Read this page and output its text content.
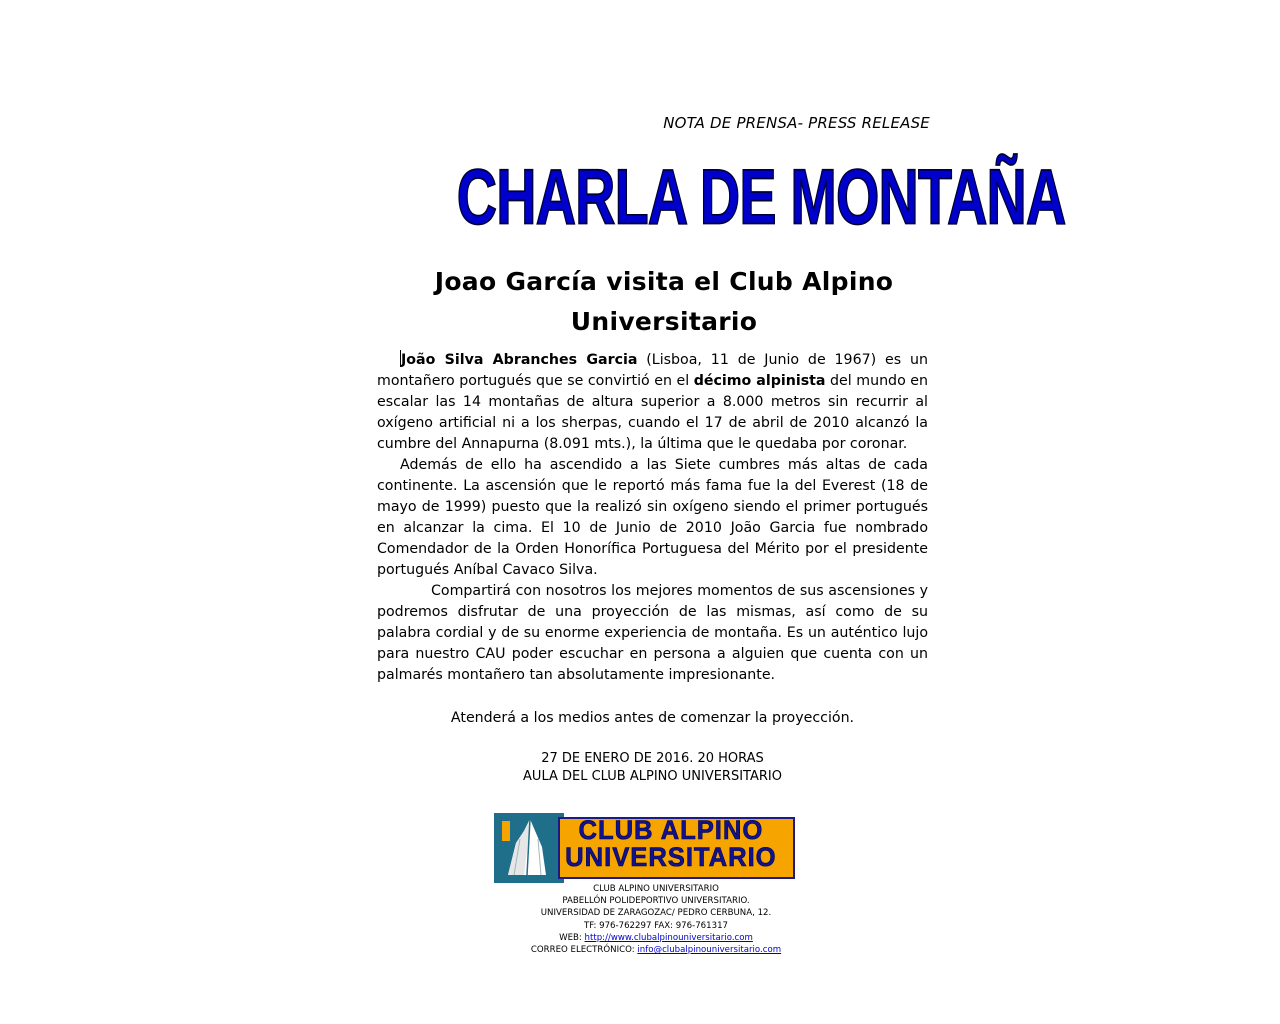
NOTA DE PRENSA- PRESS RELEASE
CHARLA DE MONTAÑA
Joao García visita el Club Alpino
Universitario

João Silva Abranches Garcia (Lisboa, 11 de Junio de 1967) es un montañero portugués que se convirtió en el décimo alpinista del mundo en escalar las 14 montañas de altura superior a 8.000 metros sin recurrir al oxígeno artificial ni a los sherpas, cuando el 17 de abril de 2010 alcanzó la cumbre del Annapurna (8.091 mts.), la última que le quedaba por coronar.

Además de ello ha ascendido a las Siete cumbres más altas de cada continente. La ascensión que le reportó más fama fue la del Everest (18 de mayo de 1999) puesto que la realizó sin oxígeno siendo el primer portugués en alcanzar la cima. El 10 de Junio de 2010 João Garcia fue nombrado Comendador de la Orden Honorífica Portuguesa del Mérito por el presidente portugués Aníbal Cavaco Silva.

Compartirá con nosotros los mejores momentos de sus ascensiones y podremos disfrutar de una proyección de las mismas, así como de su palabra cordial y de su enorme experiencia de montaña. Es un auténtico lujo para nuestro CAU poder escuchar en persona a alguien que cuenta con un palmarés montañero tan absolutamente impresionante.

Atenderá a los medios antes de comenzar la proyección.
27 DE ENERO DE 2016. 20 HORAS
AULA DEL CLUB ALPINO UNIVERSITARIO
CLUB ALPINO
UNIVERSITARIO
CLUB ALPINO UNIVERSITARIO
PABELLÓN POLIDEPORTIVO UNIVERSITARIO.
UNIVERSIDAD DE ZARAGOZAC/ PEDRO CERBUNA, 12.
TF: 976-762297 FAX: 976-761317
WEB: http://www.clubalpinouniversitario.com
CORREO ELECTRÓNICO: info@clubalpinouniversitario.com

* * *

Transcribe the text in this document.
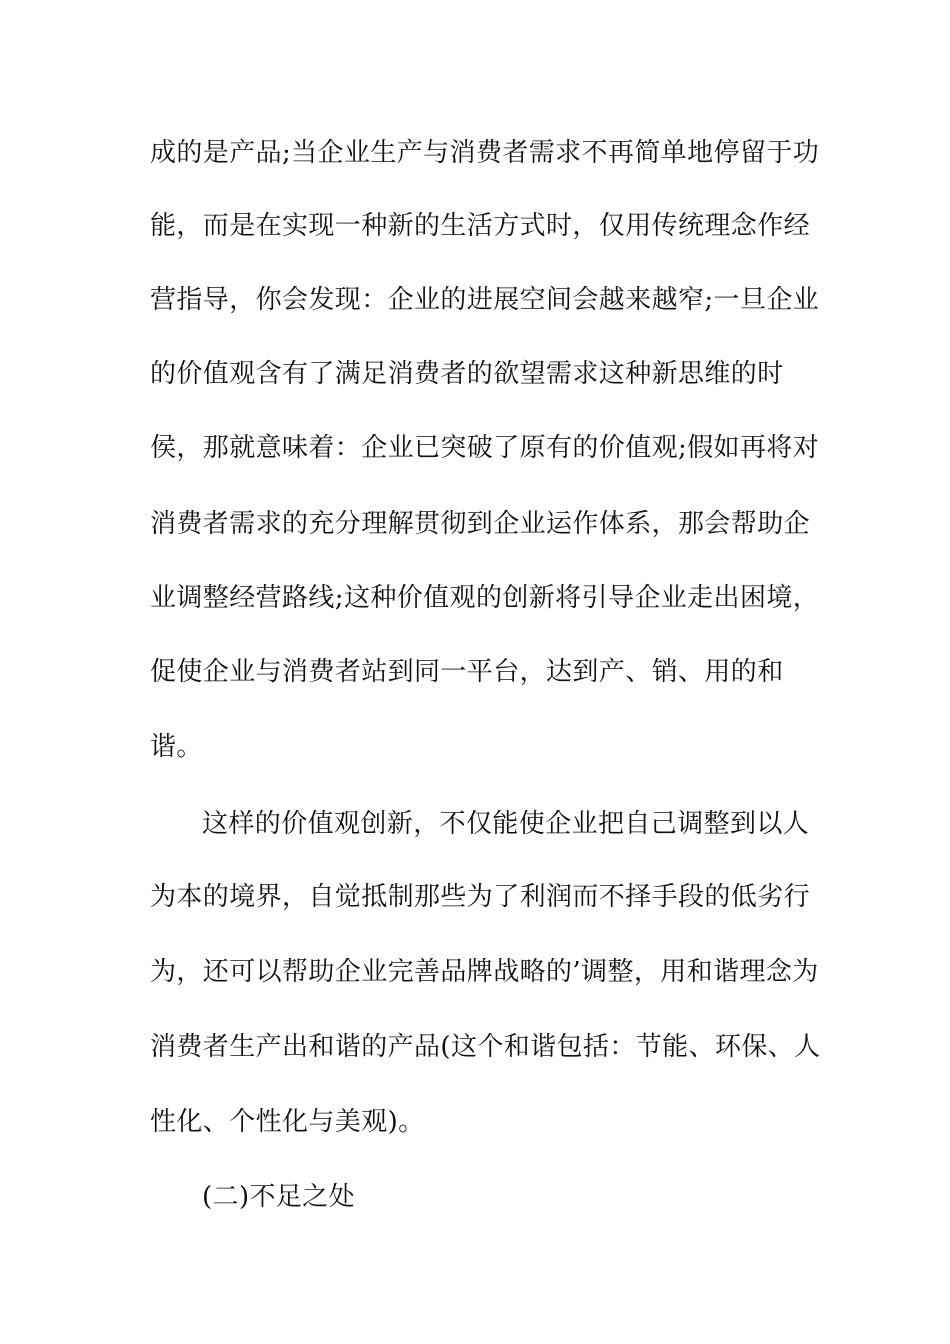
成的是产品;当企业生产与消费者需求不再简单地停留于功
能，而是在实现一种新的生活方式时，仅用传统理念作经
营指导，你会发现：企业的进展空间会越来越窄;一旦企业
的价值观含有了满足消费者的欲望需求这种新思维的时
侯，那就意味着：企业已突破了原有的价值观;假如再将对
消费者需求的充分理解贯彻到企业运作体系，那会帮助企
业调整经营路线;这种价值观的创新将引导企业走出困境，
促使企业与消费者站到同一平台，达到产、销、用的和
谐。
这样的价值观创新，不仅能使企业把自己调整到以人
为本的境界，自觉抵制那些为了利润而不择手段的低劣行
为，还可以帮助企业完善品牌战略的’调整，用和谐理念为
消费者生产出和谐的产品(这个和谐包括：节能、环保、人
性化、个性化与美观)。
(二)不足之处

...

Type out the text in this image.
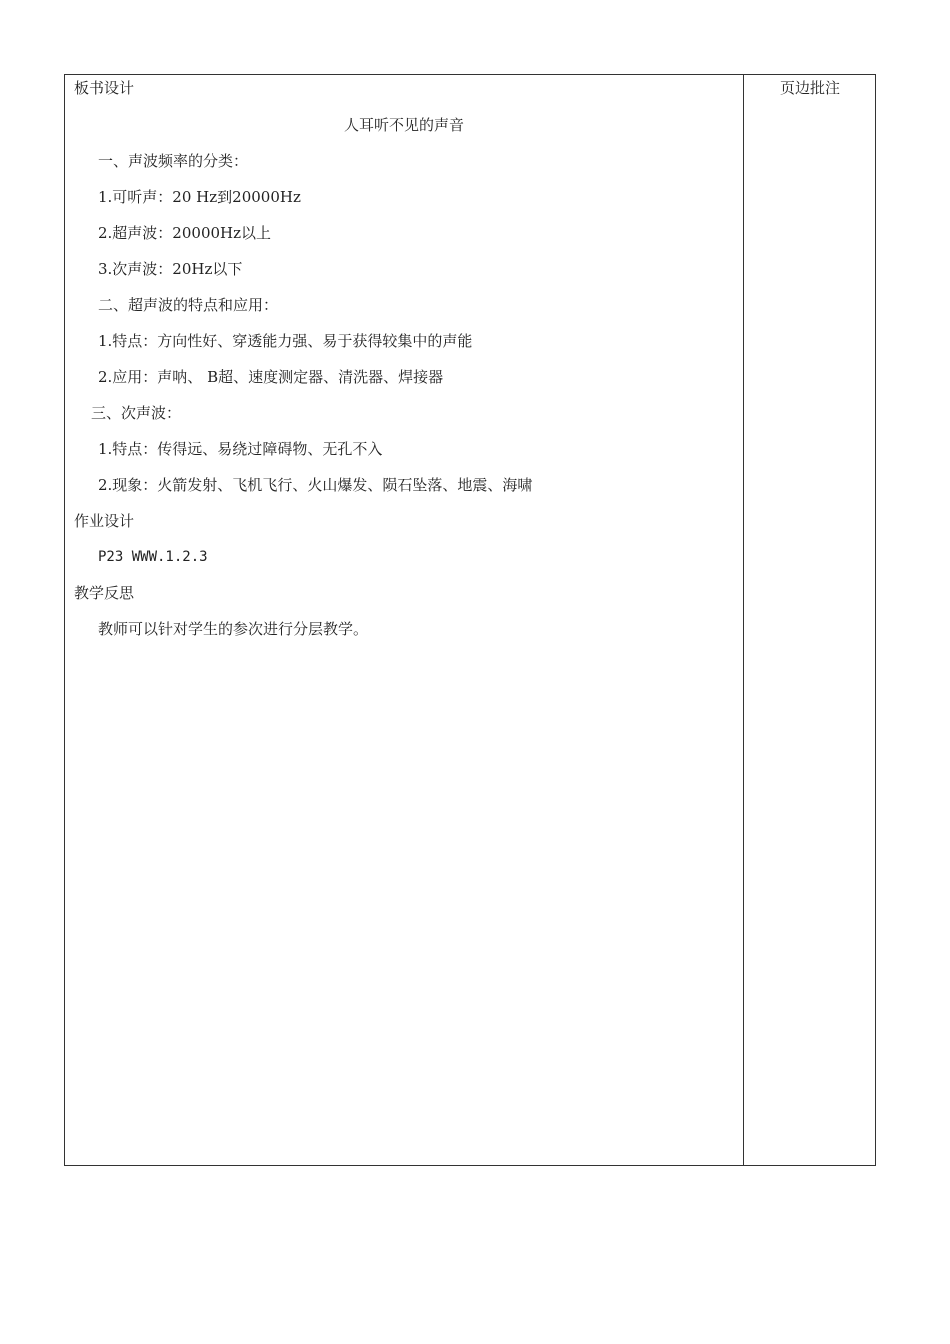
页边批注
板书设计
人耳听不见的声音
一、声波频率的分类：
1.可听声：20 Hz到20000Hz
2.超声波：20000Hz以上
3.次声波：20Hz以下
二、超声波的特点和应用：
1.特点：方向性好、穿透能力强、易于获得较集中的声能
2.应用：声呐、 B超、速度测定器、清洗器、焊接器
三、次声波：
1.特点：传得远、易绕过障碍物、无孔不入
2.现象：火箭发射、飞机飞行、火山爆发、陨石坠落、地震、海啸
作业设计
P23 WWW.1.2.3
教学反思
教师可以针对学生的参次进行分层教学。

* _Request_
Pull every line holding "clubalpinouniversitario" out of the records.

* _Final result_
WEB: http://www.clubalpinouniversitario.com
CORREO ELECTRÓNICO: info@clubalpinouniversitario.com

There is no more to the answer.